### Request
From the entries below, copy every line holding the word "JSON".

### Data extract
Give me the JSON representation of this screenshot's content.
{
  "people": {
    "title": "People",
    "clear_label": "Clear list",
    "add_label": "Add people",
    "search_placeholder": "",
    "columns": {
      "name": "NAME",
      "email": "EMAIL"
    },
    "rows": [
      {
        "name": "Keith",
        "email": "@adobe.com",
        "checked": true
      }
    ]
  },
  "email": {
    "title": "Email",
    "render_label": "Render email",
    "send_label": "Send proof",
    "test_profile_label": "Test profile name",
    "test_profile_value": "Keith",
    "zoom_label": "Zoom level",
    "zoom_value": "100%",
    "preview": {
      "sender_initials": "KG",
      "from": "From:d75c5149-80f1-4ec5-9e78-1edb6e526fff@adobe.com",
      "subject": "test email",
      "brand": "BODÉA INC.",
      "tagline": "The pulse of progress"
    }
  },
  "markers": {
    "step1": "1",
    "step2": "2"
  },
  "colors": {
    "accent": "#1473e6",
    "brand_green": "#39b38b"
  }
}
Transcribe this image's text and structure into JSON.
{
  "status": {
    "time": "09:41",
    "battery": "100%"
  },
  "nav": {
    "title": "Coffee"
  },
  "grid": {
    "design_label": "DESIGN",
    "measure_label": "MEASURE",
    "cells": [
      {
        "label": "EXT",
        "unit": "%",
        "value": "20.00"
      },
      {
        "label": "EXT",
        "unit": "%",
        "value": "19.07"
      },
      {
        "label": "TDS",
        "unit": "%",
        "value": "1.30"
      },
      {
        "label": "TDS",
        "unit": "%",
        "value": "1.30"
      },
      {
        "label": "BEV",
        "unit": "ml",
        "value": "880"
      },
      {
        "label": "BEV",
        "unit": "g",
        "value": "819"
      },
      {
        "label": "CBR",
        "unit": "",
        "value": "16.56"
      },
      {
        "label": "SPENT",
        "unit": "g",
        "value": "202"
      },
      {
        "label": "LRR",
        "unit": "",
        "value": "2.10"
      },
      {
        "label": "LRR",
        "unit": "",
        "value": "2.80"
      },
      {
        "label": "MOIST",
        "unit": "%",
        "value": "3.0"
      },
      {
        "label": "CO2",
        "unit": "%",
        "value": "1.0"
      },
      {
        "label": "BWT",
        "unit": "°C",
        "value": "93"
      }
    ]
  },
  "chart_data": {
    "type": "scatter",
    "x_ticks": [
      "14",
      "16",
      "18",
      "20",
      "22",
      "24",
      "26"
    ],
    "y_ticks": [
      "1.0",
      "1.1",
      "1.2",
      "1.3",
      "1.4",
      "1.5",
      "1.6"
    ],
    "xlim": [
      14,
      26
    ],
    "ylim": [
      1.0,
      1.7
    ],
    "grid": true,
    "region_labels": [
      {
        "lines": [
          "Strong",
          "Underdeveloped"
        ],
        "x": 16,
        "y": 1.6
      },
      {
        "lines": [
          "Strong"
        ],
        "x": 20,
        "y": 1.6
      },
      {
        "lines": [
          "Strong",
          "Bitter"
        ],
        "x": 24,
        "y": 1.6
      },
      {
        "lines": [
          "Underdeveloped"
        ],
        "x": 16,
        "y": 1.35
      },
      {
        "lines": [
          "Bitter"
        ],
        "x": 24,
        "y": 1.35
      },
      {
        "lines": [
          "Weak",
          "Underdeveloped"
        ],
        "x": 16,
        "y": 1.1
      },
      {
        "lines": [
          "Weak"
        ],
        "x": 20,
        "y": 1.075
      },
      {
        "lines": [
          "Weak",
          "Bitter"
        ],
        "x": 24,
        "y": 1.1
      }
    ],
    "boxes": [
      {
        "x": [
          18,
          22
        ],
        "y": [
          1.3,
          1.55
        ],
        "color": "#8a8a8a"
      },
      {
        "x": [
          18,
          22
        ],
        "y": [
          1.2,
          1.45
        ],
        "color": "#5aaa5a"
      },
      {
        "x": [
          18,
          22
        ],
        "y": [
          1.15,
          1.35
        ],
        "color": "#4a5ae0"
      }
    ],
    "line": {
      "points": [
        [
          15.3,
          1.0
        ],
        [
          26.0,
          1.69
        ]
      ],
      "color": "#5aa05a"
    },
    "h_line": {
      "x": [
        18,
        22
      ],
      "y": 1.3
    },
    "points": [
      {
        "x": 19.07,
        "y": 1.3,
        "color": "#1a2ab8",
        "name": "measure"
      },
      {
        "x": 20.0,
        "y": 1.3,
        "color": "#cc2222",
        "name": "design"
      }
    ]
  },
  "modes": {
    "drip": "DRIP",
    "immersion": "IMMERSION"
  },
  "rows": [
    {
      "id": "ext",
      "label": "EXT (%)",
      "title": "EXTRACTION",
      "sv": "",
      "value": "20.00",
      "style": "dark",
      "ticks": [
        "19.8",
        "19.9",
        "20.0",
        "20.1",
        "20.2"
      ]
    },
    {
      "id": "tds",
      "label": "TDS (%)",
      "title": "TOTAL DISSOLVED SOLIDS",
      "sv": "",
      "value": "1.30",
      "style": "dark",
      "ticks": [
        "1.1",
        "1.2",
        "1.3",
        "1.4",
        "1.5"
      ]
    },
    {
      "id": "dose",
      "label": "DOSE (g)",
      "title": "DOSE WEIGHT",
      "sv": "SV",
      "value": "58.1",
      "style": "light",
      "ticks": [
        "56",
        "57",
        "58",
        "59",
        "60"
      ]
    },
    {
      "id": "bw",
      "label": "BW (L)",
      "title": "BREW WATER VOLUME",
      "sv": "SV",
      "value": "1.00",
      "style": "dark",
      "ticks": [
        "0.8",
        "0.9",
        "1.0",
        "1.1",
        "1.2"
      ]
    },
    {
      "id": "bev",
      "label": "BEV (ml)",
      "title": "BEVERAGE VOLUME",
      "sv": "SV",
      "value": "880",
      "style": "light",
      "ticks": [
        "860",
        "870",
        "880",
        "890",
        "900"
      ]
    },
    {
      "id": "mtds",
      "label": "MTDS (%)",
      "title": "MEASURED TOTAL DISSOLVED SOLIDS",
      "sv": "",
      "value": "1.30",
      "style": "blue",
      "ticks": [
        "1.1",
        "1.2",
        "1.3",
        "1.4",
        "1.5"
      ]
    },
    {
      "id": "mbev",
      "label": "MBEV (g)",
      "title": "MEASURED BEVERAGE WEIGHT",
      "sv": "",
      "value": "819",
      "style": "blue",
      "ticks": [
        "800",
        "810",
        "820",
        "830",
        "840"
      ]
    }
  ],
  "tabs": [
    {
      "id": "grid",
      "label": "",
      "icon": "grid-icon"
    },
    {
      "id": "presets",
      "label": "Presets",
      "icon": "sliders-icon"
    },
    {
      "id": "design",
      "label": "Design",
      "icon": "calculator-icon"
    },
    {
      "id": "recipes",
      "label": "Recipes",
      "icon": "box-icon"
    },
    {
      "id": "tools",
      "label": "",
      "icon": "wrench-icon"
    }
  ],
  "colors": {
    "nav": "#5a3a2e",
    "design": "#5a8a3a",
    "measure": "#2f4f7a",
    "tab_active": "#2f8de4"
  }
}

### Exercise response
Give me the JSON representation of this screenshot's content.
Transcribe this image's text and structure into JSON.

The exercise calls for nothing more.